→ **Task to carry out**
Copy out the lines that include the word "заявителем".

>> start Material provided

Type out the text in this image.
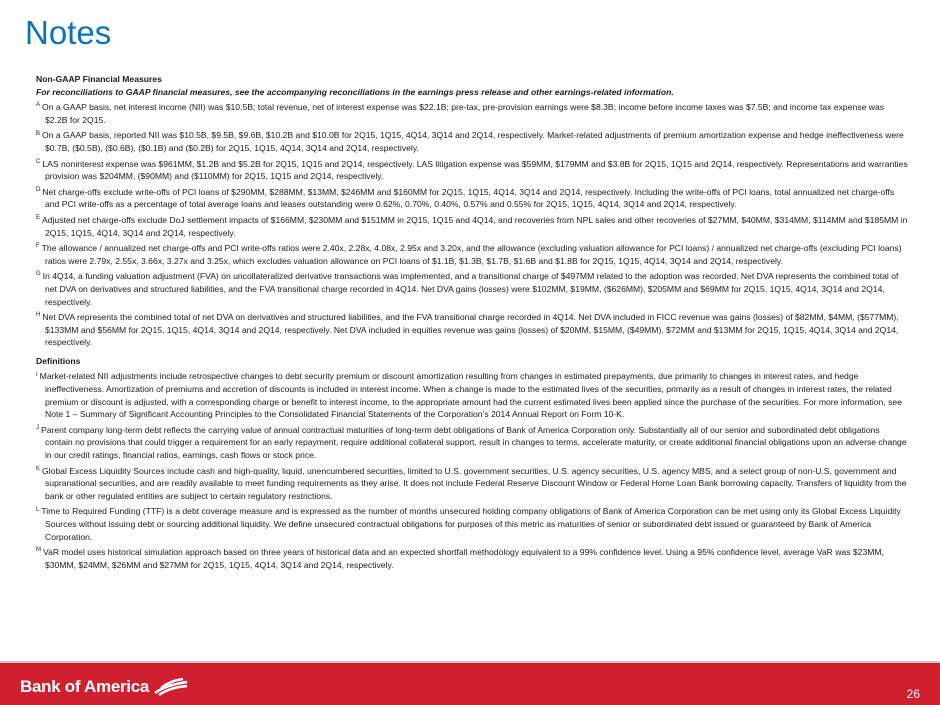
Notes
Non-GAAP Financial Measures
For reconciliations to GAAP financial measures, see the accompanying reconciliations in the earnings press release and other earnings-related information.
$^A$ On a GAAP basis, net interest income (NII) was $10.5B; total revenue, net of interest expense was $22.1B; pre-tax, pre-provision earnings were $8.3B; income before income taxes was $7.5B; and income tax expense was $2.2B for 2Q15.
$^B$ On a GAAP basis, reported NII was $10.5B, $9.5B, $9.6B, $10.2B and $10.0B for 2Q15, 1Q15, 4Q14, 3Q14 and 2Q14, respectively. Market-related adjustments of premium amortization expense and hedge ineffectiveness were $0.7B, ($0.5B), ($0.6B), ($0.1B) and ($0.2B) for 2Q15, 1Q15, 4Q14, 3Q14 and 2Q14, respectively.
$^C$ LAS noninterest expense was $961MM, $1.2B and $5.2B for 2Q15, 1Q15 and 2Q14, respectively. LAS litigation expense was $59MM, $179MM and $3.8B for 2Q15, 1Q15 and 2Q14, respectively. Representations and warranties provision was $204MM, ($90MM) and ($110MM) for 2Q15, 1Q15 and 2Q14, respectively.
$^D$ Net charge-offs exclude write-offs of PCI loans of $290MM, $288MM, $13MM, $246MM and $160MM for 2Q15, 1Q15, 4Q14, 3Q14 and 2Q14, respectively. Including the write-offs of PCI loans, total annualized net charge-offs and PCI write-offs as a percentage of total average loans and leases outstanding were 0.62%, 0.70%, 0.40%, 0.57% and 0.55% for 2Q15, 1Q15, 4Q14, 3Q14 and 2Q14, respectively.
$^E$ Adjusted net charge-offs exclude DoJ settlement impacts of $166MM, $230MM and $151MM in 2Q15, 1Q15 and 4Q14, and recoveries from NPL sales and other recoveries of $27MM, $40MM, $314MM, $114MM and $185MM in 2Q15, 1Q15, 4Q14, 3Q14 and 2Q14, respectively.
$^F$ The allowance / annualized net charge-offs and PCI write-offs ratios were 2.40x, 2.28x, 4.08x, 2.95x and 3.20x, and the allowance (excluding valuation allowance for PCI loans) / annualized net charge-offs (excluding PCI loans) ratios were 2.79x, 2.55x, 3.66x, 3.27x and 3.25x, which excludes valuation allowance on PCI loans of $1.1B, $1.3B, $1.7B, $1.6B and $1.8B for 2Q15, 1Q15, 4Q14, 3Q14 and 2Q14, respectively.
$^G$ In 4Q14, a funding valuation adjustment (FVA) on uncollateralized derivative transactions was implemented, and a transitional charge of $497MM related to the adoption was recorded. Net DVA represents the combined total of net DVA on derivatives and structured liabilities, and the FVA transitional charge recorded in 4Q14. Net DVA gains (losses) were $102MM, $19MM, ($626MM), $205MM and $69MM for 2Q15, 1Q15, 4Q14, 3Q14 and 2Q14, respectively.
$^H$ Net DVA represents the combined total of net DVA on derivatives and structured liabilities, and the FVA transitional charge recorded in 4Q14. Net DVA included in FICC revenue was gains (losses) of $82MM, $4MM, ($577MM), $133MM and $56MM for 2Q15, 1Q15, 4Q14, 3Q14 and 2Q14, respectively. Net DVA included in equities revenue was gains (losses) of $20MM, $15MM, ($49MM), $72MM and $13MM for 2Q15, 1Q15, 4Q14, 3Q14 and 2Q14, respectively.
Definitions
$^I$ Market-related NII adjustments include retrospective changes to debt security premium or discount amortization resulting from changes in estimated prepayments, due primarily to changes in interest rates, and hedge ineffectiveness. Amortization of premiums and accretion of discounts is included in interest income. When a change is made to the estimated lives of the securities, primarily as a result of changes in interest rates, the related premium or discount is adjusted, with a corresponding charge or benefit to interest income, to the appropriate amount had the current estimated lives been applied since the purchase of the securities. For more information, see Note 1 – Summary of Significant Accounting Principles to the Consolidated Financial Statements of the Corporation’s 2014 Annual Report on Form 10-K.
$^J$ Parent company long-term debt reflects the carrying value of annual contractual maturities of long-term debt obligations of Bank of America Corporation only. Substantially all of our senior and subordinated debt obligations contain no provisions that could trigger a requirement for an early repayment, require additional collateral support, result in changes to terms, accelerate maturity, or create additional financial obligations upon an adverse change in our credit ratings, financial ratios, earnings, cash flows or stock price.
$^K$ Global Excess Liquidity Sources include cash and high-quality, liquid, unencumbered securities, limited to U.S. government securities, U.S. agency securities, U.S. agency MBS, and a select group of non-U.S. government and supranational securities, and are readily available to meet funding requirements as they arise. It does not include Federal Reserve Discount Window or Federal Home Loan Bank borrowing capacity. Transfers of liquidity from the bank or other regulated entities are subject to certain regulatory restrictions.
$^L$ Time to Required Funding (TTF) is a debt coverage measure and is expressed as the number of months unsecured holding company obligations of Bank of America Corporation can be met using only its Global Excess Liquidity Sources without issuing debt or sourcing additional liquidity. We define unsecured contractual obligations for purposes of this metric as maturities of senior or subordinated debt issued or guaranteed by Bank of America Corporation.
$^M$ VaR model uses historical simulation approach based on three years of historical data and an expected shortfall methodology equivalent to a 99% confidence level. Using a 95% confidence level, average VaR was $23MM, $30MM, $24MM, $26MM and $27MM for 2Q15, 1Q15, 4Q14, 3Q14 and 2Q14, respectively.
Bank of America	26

>> end Material provided
>> start Material provided

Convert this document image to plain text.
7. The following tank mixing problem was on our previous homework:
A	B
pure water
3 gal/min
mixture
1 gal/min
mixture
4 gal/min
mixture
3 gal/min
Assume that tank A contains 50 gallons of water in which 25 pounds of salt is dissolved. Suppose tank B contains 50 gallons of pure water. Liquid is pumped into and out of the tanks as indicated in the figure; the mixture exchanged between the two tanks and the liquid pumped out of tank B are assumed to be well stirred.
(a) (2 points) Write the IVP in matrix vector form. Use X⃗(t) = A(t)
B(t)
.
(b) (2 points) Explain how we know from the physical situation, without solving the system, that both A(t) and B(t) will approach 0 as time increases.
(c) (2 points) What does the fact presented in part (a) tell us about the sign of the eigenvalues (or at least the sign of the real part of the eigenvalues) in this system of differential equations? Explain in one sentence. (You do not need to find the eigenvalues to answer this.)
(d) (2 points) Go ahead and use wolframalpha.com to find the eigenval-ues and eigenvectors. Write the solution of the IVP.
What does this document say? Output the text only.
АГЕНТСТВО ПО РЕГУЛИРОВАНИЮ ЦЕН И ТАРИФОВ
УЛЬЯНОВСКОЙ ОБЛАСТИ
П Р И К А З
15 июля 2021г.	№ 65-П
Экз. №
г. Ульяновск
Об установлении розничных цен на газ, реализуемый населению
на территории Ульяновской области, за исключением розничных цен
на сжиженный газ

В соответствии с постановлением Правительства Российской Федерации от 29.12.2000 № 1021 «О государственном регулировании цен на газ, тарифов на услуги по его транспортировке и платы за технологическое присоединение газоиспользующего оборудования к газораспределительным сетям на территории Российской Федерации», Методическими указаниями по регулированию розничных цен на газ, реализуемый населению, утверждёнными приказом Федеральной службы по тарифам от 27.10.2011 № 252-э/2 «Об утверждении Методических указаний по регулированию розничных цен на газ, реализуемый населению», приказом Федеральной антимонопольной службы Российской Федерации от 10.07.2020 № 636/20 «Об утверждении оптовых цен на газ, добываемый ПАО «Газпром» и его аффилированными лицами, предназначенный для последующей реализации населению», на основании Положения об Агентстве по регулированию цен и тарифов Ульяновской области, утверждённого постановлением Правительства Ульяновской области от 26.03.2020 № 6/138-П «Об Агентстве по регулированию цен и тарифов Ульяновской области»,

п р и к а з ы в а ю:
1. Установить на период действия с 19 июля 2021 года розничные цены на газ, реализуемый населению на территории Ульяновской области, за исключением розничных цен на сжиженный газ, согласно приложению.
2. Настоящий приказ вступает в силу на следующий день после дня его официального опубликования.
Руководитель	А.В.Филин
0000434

>> end Material provided
>> start Material provided

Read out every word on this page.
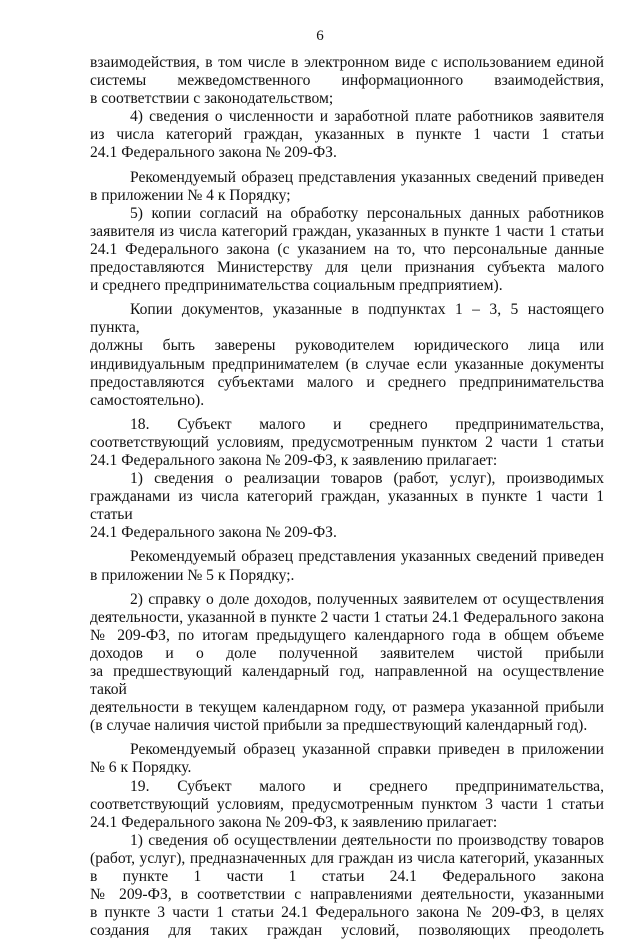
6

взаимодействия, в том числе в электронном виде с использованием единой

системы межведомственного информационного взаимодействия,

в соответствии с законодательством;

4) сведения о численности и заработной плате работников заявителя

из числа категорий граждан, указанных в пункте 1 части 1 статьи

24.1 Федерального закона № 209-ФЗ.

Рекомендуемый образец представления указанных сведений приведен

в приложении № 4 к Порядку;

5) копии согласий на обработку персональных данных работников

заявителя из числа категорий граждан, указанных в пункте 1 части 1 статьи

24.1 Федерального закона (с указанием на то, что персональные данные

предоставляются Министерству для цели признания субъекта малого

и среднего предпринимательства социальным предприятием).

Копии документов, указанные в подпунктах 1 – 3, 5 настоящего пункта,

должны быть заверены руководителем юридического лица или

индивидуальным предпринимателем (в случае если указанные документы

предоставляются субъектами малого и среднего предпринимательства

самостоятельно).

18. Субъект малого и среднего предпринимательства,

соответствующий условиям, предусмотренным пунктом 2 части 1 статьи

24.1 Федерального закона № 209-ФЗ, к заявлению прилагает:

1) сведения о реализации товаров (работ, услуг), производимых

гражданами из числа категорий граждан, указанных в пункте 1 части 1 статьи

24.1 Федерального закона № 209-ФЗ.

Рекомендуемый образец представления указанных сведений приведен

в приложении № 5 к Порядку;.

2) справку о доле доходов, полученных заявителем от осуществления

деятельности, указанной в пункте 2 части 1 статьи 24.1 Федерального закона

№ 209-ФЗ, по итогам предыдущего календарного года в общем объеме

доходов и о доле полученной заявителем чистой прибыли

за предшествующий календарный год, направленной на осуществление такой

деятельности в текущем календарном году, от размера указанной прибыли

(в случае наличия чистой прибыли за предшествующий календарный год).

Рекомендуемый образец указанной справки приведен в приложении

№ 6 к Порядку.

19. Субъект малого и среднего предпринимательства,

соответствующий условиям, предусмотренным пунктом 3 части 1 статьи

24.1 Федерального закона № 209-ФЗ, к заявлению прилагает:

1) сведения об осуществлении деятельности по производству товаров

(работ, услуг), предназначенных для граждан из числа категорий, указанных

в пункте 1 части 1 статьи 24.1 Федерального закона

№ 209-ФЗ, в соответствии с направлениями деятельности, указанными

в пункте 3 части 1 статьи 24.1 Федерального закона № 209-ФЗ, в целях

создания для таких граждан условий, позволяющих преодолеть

>> end Material provided

→ **Reply to the exercise**
2) справку о доле доходов, полученных заявителем от осуществления
доходов и о доле полученной заявителем чистой прибыли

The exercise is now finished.